▶
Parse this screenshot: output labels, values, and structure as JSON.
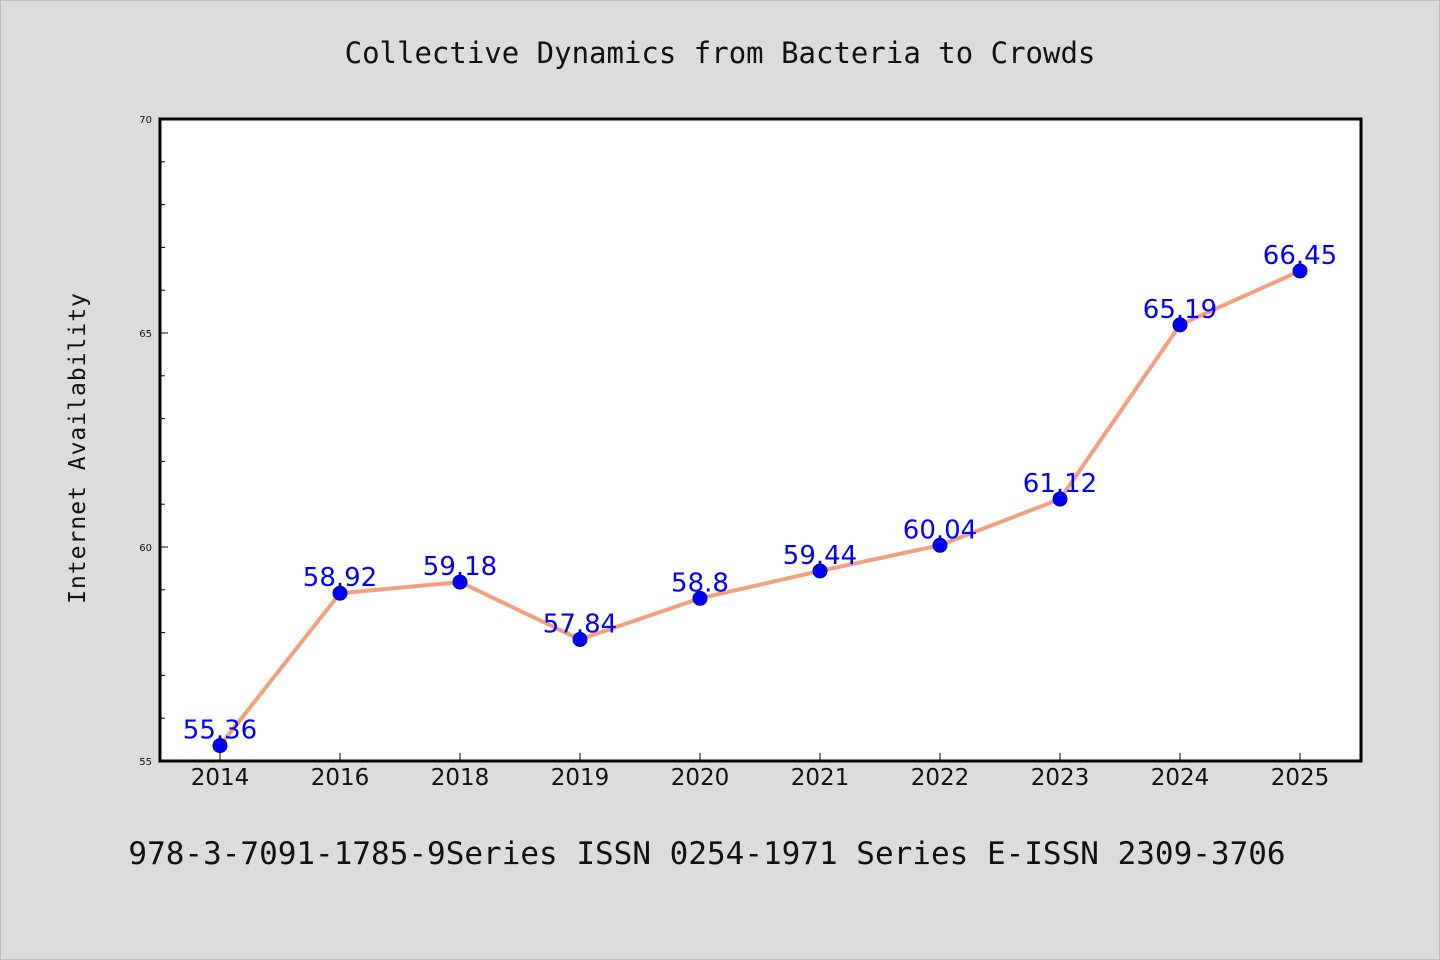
{
  "chart_data": {
    "type": "line",
    "title": "Collective Dynamics from Bacteria to Crowds",
    "footer": "978-3-7091-1785-9Series ISSN 0254-1971 Series E-ISSN 2309-3706",
    "xlabel": "",
    "ylabel": "Internet Availability",
    "categories": [
      "2014",
      "2016",
      "2018",
      "2019",
      "2020",
      "2021",
      "2022",
      "2023",
      "2024",
      "2025"
    ],
    "series": [
      {
        "values": [
          55.36,
          58.92,
          59.18,
          57.84,
          58.8,
          59.44,
          60.04,
          61.12,
          65.19,
          66.45
        ],
        "labels": [
          "55.36",
          "58.92",
          "59.18",
          "57.84",
          "58.8",
          "59.44",
          "60.04",
          "61.12",
          "65.19",
          "66.45"
        ],
        "line_color": "#f4a07f",
        "marker_color": "#0000ff",
        "label_color": "#0000ff"
      }
    ],
    "ylim": [
      55,
      70
    ],
    "yticks": [
      "55",
      "60",
      "65",
      "70"
    ],
    "grid": false,
    "legend": "none",
    "background": "#dcdcdc",
    "plot_background": "#ffffff"
  }
}
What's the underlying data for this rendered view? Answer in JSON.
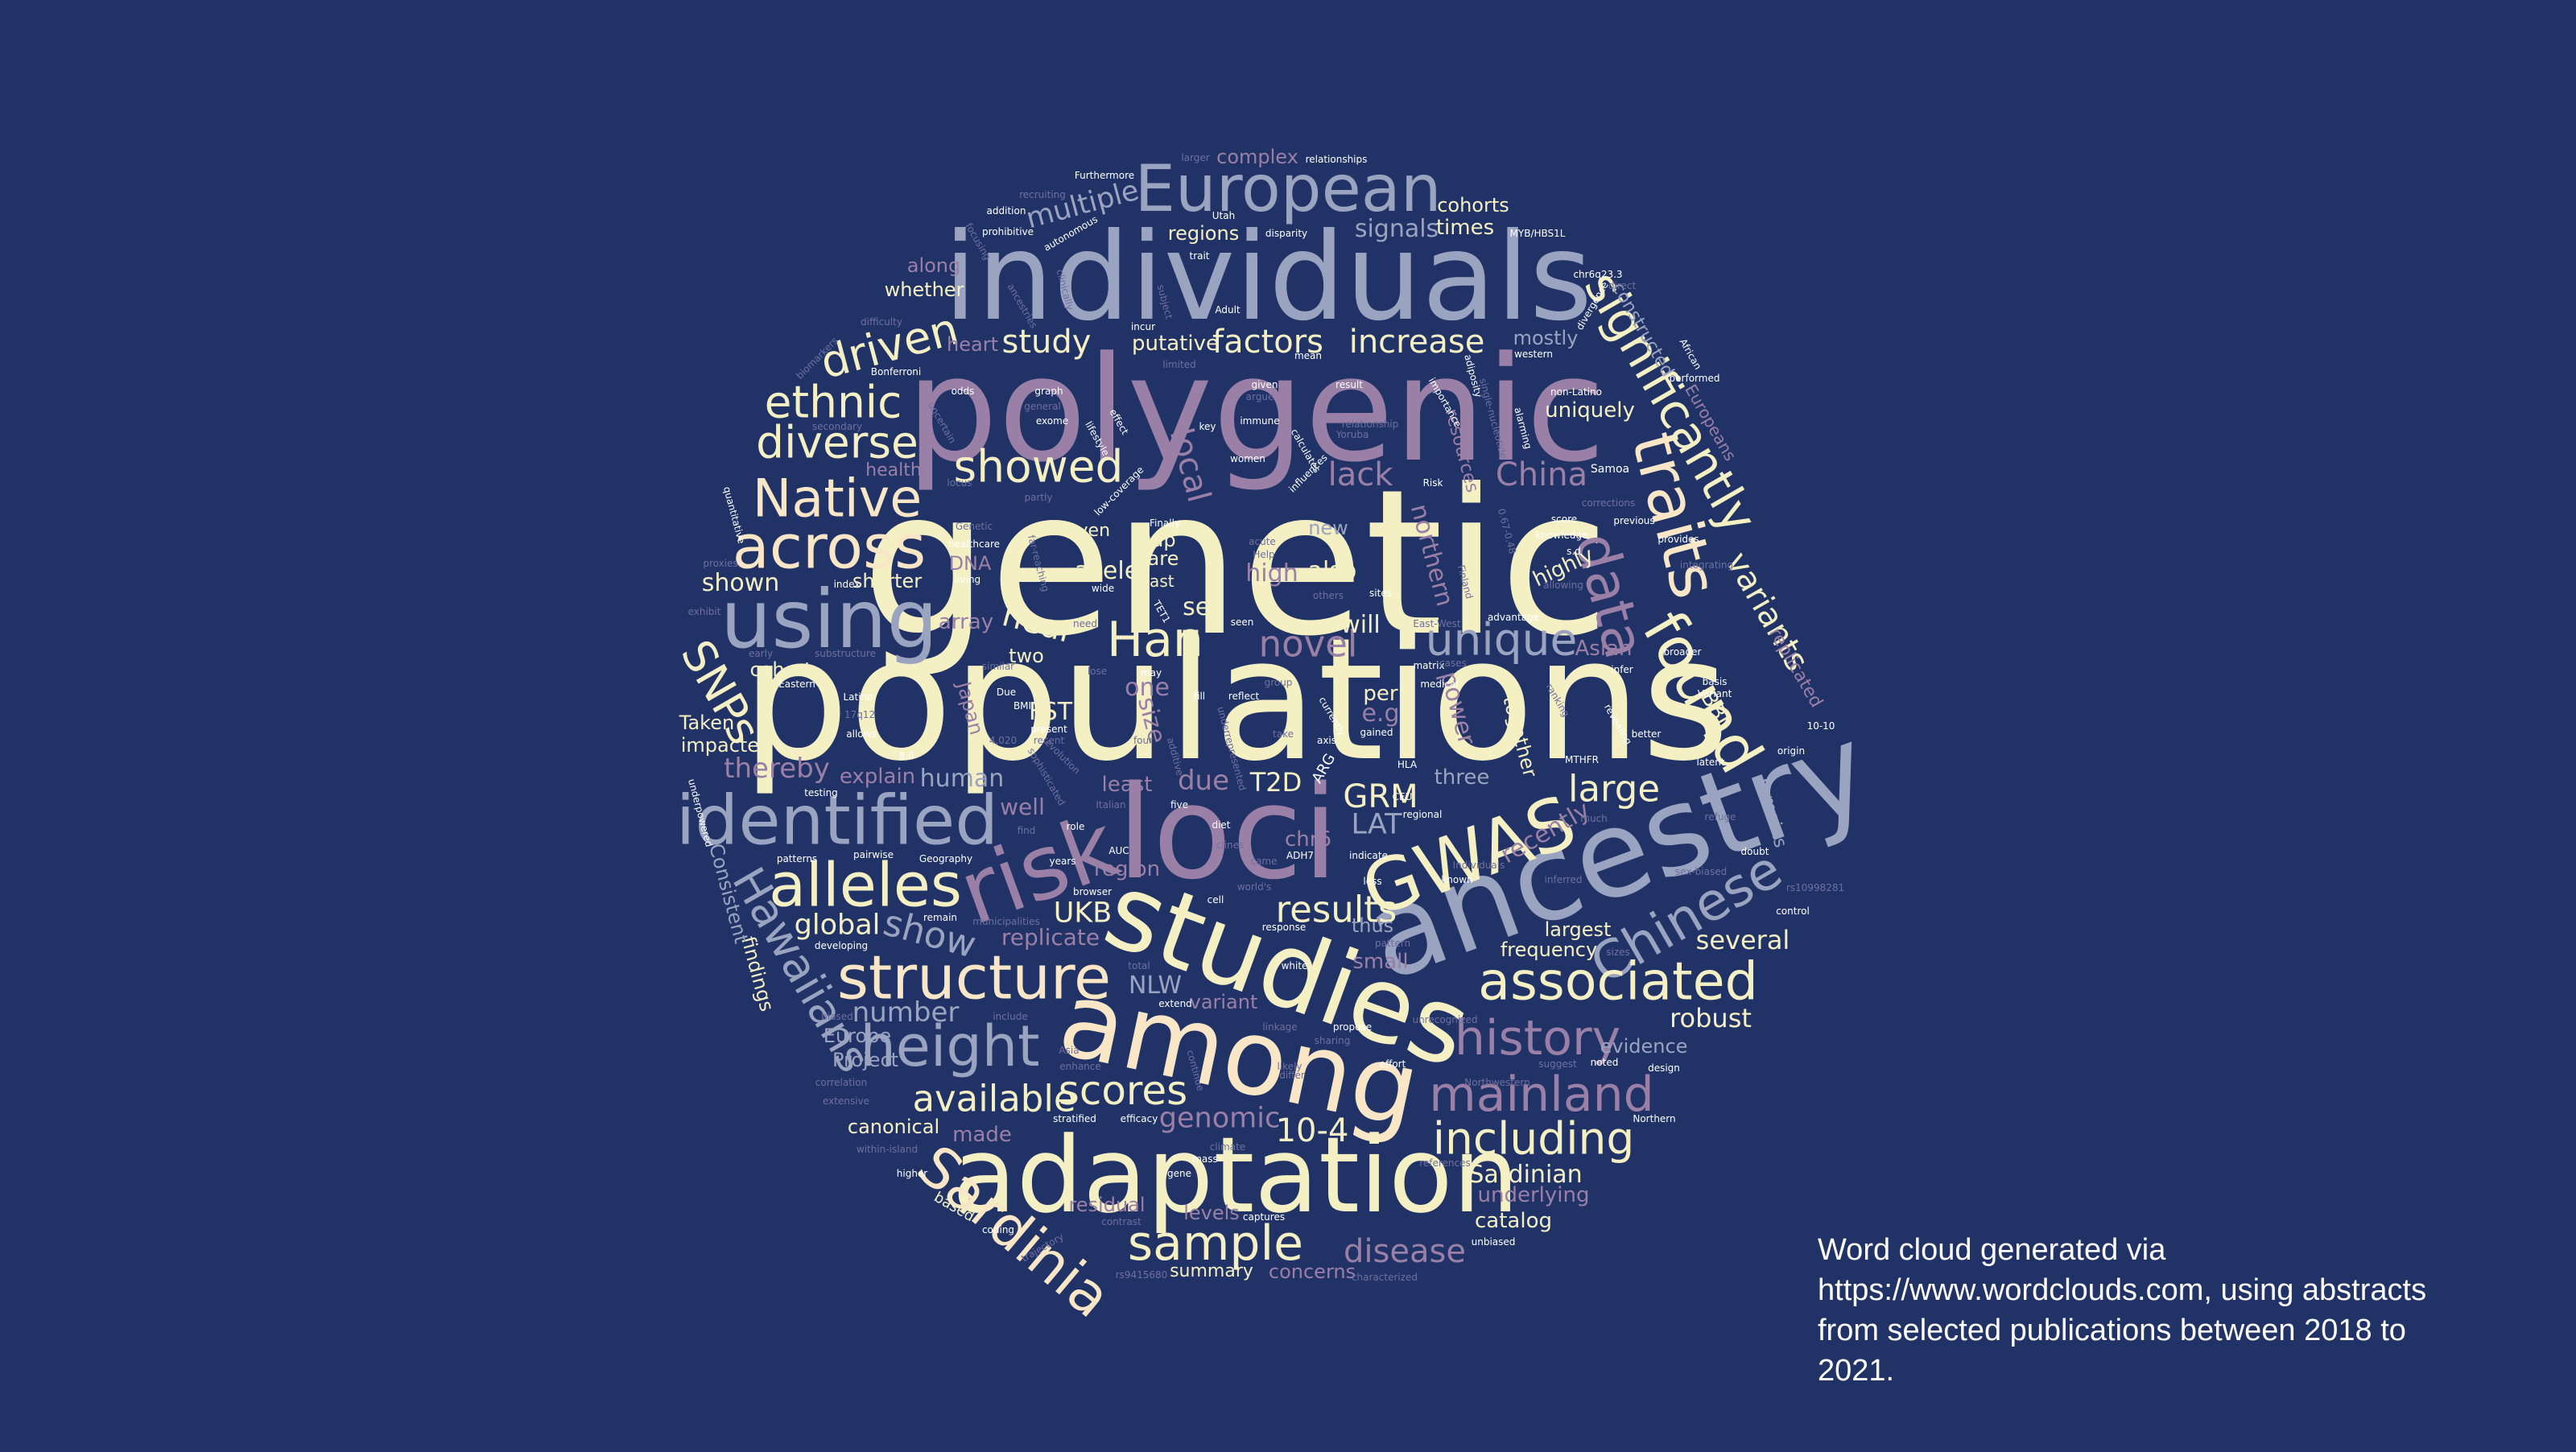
{
  "image": {
    "background_color": "#213366",
    "cloud_shape": "circle",
    "palette": [
      "#f4f0c4",
      "#9aa3bf",
      "#9a7fa6",
      "#f8e6c6",
      "#c9c4dc",
      "#6f6f9f",
      "#ffffff"
    ]
  },
  "caption": {
    "text": "Word cloud generated via https://www.wordclouds.com, using abstracts from selected publications between 2018 to 2021."
  },
  "words": [
    {
      "text": "genetic"
    },
    {
      "text": "populations"
    },
    {
      "text": "polygenic"
    },
    {
      "text": "individuals"
    },
    {
      "text": "ancestry"
    },
    {
      "text": "loci"
    },
    {
      "text": "studies"
    },
    {
      "text": "among"
    },
    {
      "text": "adaptation"
    },
    {
      "text": "risk"
    },
    {
      "text": "using"
    },
    {
      "text": "European"
    },
    {
      "text": "identified"
    },
    {
      "text": "GWAS"
    },
    {
      "text": "traits"
    },
    {
      "text": "found"
    },
    {
      "text": "significantly"
    },
    {
      "text": "alleles"
    },
    {
      "text": "structure"
    },
    {
      "text": "height"
    },
    {
      "text": "across"
    },
    {
      "text": "Native"
    },
    {
      "text": "Hawaiians"
    },
    {
      "text": "Sardinia"
    },
    {
      "text": "Chinese"
    },
    {
      "text": "data"
    },
    {
      "text": "associated"
    },
    {
      "text": "history"
    },
    {
      "text": "mainland"
    },
    {
      "text": "sample"
    },
    {
      "text": "including"
    },
    {
      "text": "scores"
    },
    {
      "text": "diverse"
    },
    {
      "text": "ethnic"
    },
    {
      "text": "driven"
    },
    {
      "text": "showed"
    },
    {
      "text": "Han"
    },
    {
      "text": "SNPs"
    },
    {
      "text": "unique"
    },
    {
      "text": "variants"
    },
    {
      "text": "available"
    },
    {
      "text": "results"
    },
    {
      "text": "novel"
    },
    {
      "text": "large"
    },
    {
      "text": "factors"
    },
    {
      "text": "increase"
    },
    {
      "text": "study"
    },
    {
      "text": "multiple"
    },
    {
      "text": "lack"
    },
    {
      "text": "China"
    },
    {
      "text": "show"
    },
    {
      "text": "global"
    },
    {
      "text": "UKB"
    },
    {
      "text": "replicate"
    },
    {
      "text": "GRM"
    },
    {
      "text": "LAT"
    },
    {
      "text": "T2D"
    },
    {
      "text": "10-4"
    },
    {
      "text": "genomic"
    },
    {
      "text": "disease"
    },
    {
      "text": "Sardinian"
    },
    {
      "text": "robust"
    },
    {
      "text": "several"
    },
    {
      "text": "evidence"
    },
    {
      "text": "frequency"
    },
    {
      "text": "largest"
    },
    {
      "text": "underlying"
    },
    {
      "text": "catalog"
    },
    {
      "text": "levels"
    },
    {
      "text": "summary"
    },
    {
      "text": "concerns"
    },
    {
      "text": "residual"
    },
    {
      "text": "canonical"
    },
    {
      "text": "made"
    },
    {
      "text": "number"
    },
    {
      "text": "Europe"
    },
    {
      "text": "Project"
    },
    {
      "text": "findings"
    },
    {
      "text": "Consistent"
    },
    {
      "text": "thereby"
    },
    {
      "text": "impacted"
    },
    {
      "text": "Taken"
    },
    {
      "text": "cohort"
    },
    {
      "text": "shown"
    },
    {
      "text": "shorter"
    },
    {
      "text": "explain"
    },
    {
      "text": "human"
    },
    {
      "text": "due"
    },
    {
      "text": "least"
    },
    {
      "text": "near"
    },
    {
      "text": "two"
    },
    {
      "text": "allele"
    },
    {
      "text": "also"
    },
    {
      "text": "will"
    },
    {
      "text": "high"
    },
    {
      "text": "set"
    },
    {
      "text": "rare"
    },
    {
      "text": "gap"
    },
    {
      "text": "even"
    },
    {
      "text": "new"
    },
    {
      "text": "northern"
    },
    {
      "text": "highly"
    },
    {
      "text": "uniquely"
    },
    {
      "text": "mostly"
    },
    {
      "text": "constructed"
    },
    {
      "text": "Europeans"
    },
    {
      "text": "replicated"
    },
    {
      "text": "BBJ"
    },
    {
      "text": "remains"
    },
    {
      "text": "Asian"
    },
    {
      "text": "together"
    },
    {
      "text": "power"
    },
    {
      "text": "per"
    },
    {
      "text": "e.g"
    },
    {
      "text": "three"
    },
    {
      "text": "recently"
    },
    {
      "text": "chr6"
    },
    {
      "text": "region"
    },
    {
      "text": "NLW"
    },
    {
      "text": "variant"
    },
    {
      "text": "small"
    },
    {
      "text": "thus"
    },
    {
      "text": "cohorts"
    },
    {
      "text": "times"
    },
    {
      "text": "signals"
    },
    {
      "text": "regions"
    },
    {
      "text": "complex"
    },
    {
      "text": "whether"
    },
    {
      "text": "along"
    },
    {
      "text": "heart"
    },
    {
      "text": "putative"
    },
    {
      "text": "health"
    },
    {
      "text": "DNA"
    },
    {
      "text": "array"
    },
    {
      "text": "Japan"
    },
    {
      "text": "FST"
    },
    {
      "text": "one"
    },
    {
      "text": "size"
    },
    {
      "text": "well"
    },
    {
      "text": "resources"
    },
    {
      "text": "local"
    },
    {
      "text": "relationships"
    },
    {
      "text": "Furthermore"
    },
    {
      "text": "larger"
    },
    {
      "text": "recruiting"
    },
    {
      "text": "addition"
    },
    {
      "text": "prohibitive"
    },
    {
      "text": "autonomous"
    },
    {
      "text": "Utah"
    },
    {
      "text": "disparity"
    },
    {
      "text": "MYB/HBS1L"
    },
    {
      "text": "chr6q23.3"
    },
    {
      "text": "trait"
    },
    {
      "text": "Adult"
    },
    {
      "text": "western"
    },
    {
      "text": "African"
    },
    {
      "text": "performed"
    },
    {
      "text": "non-Latino"
    },
    {
      "text": "Bonferroni"
    },
    {
      "text": "difficulty"
    },
    {
      "text": "odds"
    },
    {
      "text": "graph"
    },
    {
      "text": "exome"
    },
    {
      "text": "given"
    },
    {
      "text": "argue"
    },
    {
      "text": "result"
    },
    {
      "text": "key"
    },
    {
      "text": "women"
    },
    {
      "text": "immune"
    },
    {
      "text": "Risk"
    },
    {
      "text": "Samoa"
    },
    {
      "text": "score"
    },
    {
      "text": "knowledge"
    },
    {
      "text": "Finally"
    },
    {
      "text": "Genetic"
    },
    {
      "text": "healthcare"
    },
    {
      "text": "living"
    },
    {
      "text": "index"
    },
    {
      "text": "exhibit"
    },
    {
      "text": "substructure"
    },
    {
      "text": "early"
    },
    {
      "text": "Eastern"
    },
    {
      "text": "Latino"
    },
    {
      "text": "17q12"
    },
    {
      "text": "allows"
    },
    {
      "text": "8.6"
    },
    {
      "text": "testing"
    },
    {
      "text": "underpowered"
    },
    {
      "text": "patterns"
    },
    {
      "text": "pairwise"
    },
    {
      "text": "Geography"
    },
    {
      "text": "remain"
    },
    {
      "text": "municipalities"
    },
    {
      "text": "developing"
    },
    {
      "text": "biased"
    },
    {
      "text": "include"
    },
    {
      "text": "correlation"
    },
    {
      "text": "extensive"
    },
    {
      "text": "within-island"
    },
    {
      "text": "higher"
    },
    {
      "text": "based"
    },
    {
      "text": "coding"
    },
    {
      "text": "trajectory"
    },
    {
      "text": "contrast"
    },
    {
      "text": "rs9415680"
    },
    {
      "text": "characterized"
    },
    {
      "text": "unbiased"
    },
    {
      "text": "Northern"
    },
    {
      "text": "design"
    },
    {
      "text": "noted"
    },
    {
      "text": "suggest"
    },
    {
      "text": "Northwestern"
    },
    {
      "text": "effort"
    },
    {
      "text": "propose"
    },
    {
      "text": "sharing"
    },
    {
      "text": "linkage"
    },
    {
      "text": "extend"
    },
    {
      "text": "total"
    },
    {
      "text": "white"
    },
    {
      "text": "response"
    },
    {
      "text": "cell"
    },
    {
      "text": "world's"
    },
    {
      "text": "browser"
    },
    {
      "text": "years"
    },
    {
      "text": "AUC"
    },
    {
      "text": "find"
    },
    {
      "text": "role"
    },
    {
      "text": "five"
    },
    {
      "text": "diet"
    },
    {
      "text": "ADH7"
    },
    {
      "text": "indicate"
    },
    {
      "text": "regional"
    },
    {
      "text": "CEU"
    },
    {
      "text": "known"
    },
    {
      "text": "Individuals"
    },
    {
      "text": "inferred"
    },
    {
      "text": "sizes"
    },
    {
      "text": "sex-biased"
    },
    {
      "text": "control"
    },
    {
      "text": "rs10998281"
    },
    {
      "text": "doubt"
    },
    {
      "text": "refuge"
    },
    {
      "text": "latent"
    },
    {
      "text": "origin"
    },
    {
      "text": "10-10"
    },
    {
      "text": "Variant"
    },
    {
      "text": "better"
    },
    {
      "text": "MTHFR"
    },
    {
      "text": "much"
    },
    {
      "text": "infer"
    },
    {
      "text": "broader"
    },
    {
      "text": "basis"
    },
    {
      "text": "advantage"
    },
    {
      "text": "East-West"
    },
    {
      "text": "gained"
    },
    {
      "text": "axis"
    },
    {
      "text": "reflect"
    },
    {
      "text": "group"
    },
    {
      "text": "East"
    },
    {
      "text": "wide"
    },
    {
      "text": "seen"
    },
    {
      "text": "need"
    },
    {
      "text": "may"
    },
    {
      "text": "lose"
    },
    {
      "text": "similar"
    },
    {
      "text": "Due"
    },
    {
      "text": "present"
    },
    {
      "text": "recent"
    },
    {
      "text": "BMI"
    },
    {
      "text": "ARG"
    },
    {
      "text": "matrix"
    },
    {
      "text": "cases"
    },
    {
      "text": "medical"
    },
    {
      "text": "corrections"
    },
    {
      "text": "integrating"
    },
    {
      "text": "provides"
    },
    {
      "text": "previous"
    },
    {
      "text": "s.d"
    },
    {
      "text": "allowing"
    },
    {
      "text": "revealing"
    },
    {
      "text": "ranking"
    },
    {
      "text": "currently"
    },
    {
      "text": "take"
    },
    {
      "text": "acute"
    },
    {
      "text": "Help"
    },
    {
      "text": "incur"
    },
    {
      "text": "subject"
    },
    {
      "text": "limited"
    },
    {
      "text": "mean"
    },
    {
      "text": "lifestyle"
    },
    {
      "text": "relationship"
    },
    {
      "text": "calculates"
    },
    {
      "text": "influences"
    },
    {
      "text": "focusing"
    },
    {
      "text": "clinically"
    },
    {
      "text": "ancestries"
    },
    {
      "text": "biomarkers"
    },
    {
      "text": "secondary"
    },
    {
      "text": "general"
    },
    {
      "text": "uncertain"
    },
    {
      "text": "effect"
    },
    {
      "text": "importance"
    },
    {
      "text": "adiposity"
    },
    {
      "text": "alarming"
    },
    {
      "text": "single-nucleotide"
    },
    {
      "text": "divergence"
    },
    {
      "text": "direct"
    },
    {
      "text": "0.67-0.48"
    },
    {
      "text": "partly"
    },
    {
      "text": "locus"
    },
    {
      "text": "quantitative"
    },
    {
      "text": "proxies"
    },
    {
      "text": "far-reaching"
    },
    {
      "text": "low-coverage"
    },
    {
      "text": "Finland"
    },
    {
      "text": "unrecognized"
    },
    {
      "text": "references"
    },
    {
      "text": "captures"
    },
    {
      "text": "climate"
    },
    {
      "text": "efficacy"
    },
    {
      "text": "stratified"
    },
    {
      "text": "mass"
    },
    {
      "text": "gene"
    },
    {
      "text": "enhance"
    },
    {
      "text": "Asia"
    },
    {
      "text": "differ"
    },
    {
      "text": "likely"
    },
    {
      "text": "continue"
    },
    {
      "text": "pattern"
    },
    {
      "text": "less"
    },
    {
      "text": "came"
    },
    {
      "text": "clines"
    },
    {
      "text": "sophisticated"
    },
    {
      "text": "additive"
    },
    {
      "text": "TET1"
    },
    {
      "text": "4,020"
    },
    {
      "text": "four"
    },
    {
      "text": "fill"
    },
    {
      "text": "underrepresented"
    },
    {
      "text": "evolution"
    },
    {
      "text": "Italian"
    },
    {
      "text": "others"
    },
    {
      "text": "sites"
    },
    {
      "text": "HLA"
    },
    {
      "text": "Yoruba"
    }
  ]
}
◀
Pull out each line of the listing that holds the string "labels".

Parse this screenshot: output labels, values, and structure as JSON.
        "labels": [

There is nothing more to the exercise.